• [WHAT THE EXERCISE ASKS]: Reproduce each record below exactly as written.

• [GIVEN DATA]:
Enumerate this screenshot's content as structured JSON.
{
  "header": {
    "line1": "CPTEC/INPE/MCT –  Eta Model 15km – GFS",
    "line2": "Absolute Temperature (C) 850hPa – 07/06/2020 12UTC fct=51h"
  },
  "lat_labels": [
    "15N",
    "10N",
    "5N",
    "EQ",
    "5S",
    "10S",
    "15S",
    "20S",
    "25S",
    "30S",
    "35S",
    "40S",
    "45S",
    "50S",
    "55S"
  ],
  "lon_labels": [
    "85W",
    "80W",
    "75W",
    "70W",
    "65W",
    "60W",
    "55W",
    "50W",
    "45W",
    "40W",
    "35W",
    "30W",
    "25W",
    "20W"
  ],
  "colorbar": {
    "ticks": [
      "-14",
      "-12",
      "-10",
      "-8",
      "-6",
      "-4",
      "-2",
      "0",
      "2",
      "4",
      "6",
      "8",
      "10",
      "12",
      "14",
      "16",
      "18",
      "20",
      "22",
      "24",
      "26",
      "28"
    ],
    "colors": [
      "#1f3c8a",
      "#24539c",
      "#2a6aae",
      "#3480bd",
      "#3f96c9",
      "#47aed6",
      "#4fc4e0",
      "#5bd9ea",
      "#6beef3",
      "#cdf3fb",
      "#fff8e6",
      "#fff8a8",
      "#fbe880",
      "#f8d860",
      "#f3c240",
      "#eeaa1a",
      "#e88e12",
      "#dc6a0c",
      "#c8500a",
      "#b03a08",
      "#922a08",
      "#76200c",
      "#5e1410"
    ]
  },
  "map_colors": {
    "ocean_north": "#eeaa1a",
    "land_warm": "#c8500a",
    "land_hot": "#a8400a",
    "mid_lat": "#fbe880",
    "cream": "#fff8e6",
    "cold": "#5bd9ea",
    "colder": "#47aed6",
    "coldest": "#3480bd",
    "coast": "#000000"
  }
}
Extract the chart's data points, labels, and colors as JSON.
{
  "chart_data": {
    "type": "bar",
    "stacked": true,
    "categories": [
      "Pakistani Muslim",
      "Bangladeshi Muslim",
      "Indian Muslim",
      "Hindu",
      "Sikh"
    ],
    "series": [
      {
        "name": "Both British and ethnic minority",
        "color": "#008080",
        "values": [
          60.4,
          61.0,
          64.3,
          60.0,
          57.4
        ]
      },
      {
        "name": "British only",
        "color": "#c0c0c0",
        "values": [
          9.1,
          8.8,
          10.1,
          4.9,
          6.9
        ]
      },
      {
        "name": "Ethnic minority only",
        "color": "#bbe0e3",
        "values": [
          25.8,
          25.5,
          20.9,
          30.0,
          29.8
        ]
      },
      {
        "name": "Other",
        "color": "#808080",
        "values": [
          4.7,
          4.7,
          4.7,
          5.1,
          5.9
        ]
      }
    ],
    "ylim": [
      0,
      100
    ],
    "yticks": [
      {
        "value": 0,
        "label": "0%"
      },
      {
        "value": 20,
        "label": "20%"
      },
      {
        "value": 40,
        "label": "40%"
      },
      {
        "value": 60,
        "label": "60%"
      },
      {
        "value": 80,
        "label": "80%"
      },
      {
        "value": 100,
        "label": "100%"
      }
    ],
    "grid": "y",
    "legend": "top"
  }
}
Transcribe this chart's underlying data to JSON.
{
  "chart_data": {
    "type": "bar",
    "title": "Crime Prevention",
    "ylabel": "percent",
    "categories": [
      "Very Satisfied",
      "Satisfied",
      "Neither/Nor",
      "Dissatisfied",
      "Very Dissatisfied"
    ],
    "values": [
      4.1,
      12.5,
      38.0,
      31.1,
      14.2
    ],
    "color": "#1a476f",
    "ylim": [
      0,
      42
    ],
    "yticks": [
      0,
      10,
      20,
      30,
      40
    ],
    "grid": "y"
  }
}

• [EXPECTED ANSWER]:
Enumerate this screenshot's content as structured JSON.
{
  "header": {
    "line1": "CPTEC/INPE/MCT –  Eta Model 15km – GFS",
    "line2": "Absolute Temperature (C) 850hPa – 07/06/2020 12UTC fct=51h"
  },
  "lat_labels": [
    "15N",
    "10N",
    "5N",
    "EQ",
    "5S",
    "10S",
    "15S",
    "20S",
    "25S",
    "30S",
    "35S",
    "40S",
    "45S",
    "50S",
    "55S"
  ],
  "lon_labels": [
    "85W",
    "80W",
    "75W",
    "70W",
    "65W",
    "60W",
    "55W",
    "50W",
    "45W",
    "40W",
    "35W",
    "30W",
    "25W",
    "20W"
  ],
  "colorbar": {
    "ticks": [
      "-14",
      "-12",
      "-10",
      "-8",
      "-6",
      "-4",
      "-2",
      "0",
      "2",
      "4",
      "6",
      "8",
      "10",
      "12",
      "14",
      "16",
      "18",
      "20",
      "22",
      "24",
      "26",
      "28"
    ],
    "colors": [
      "#1f3c8a",
      "#24539c",
      "#2a6aae",
      "#3480bd",
      "#3f96c9",
      "#47aed6",
      "#4fc4e0",
      "#5bd9ea",
      "#6beef3",
      "#cdf3fb",
      "#fff8e6",
      "#fff8a8",
      "#fbe880",
      "#f8d860",
      "#f3c240",
      "#eeaa1a",
      "#e88e12",
      "#dc6a0c",
      "#c8500a",
      "#b03a08",
      "#922a08",
      "#76200c",
      "#5e1410"
    ]
  },
  "map_colors": {
    "ocean_north": "#eeaa1a",
    "land_warm": "#c8500a",
    "land_hot": "#a8400a",
    "mid_lat": "#fbe880",
    "cream": "#fff8e6",
    "cold": "#5bd9ea",
    "colder": "#47aed6",
    "coldest": "#3480bd",
    "coast": "#000000"
  }
}
Extract the chart's data points, labels, and colors as JSON.
{
  "chart_data": {
    "type": "bar",
    "stacked": true,
    "categories": [
      "Pakistani Muslim",
      "Bangladeshi Muslim",
      "Indian Muslim",
      "Hindu",
      "Sikh"
    ],
    "series": [
      {
        "name": "Both British and ethnic minority",
        "color": "#008080",
        "values": [
          60.4,
          61.0,
          64.3,
          60.0,
          57.4
        ]
      },
      {
        "name": "British only",
        "color": "#c0c0c0",
        "values": [
          9.1,
          8.8,
          10.1,
          4.9,
          6.9
        ]
      },
      {
        "name": "Ethnic minority only",
        "color": "#bbe0e3",
        "values": [
          25.8,
          25.5,
          20.9,
          30.0,
          29.8
        ]
      },
      {
        "name": "Other",
        "color": "#808080",
        "values": [
          4.7,
          4.7,
          4.7,
          5.1,
          5.9
        ]
      }
    ],
    "ylim": [
      0,
      100
    ],
    "yticks": [
      {
        "value": 0,
        "label": "0%"
      },
      {
        "value": 20,
        "label": "20%"
      },
      {
        "value": 40,
        "label": "40%"
      },
      {
        "value": 60,
        "label": "60%"
      },
      {
        "value": 80,
        "label": "80%"
      },
      {
        "value": 100,
        "label": "100%"
      }
    ],
    "grid": "y",
    "legend": "top"
  }
}
Transcribe this chart's underlying data to JSON.
{
  "chart_data": {
    "type": "bar",
    "title": "Crime Prevention",
    "ylabel": "percent",
    "categories": [
      "Very Satisfied",
      "Satisfied",
      "Neither/Nor",
      "Dissatisfied",
      "Very Dissatisfied"
    ],
    "values": [
      4.1,
      12.5,
      38.0,
      31.1,
      14.2
    ],
    "color": "#1a476f",
    "ylim": [
      0,
      42
    ],
    "yticks": [
      0,
      10,
      20,
      30,
      40
    ],
    "grid": "y"
  }
}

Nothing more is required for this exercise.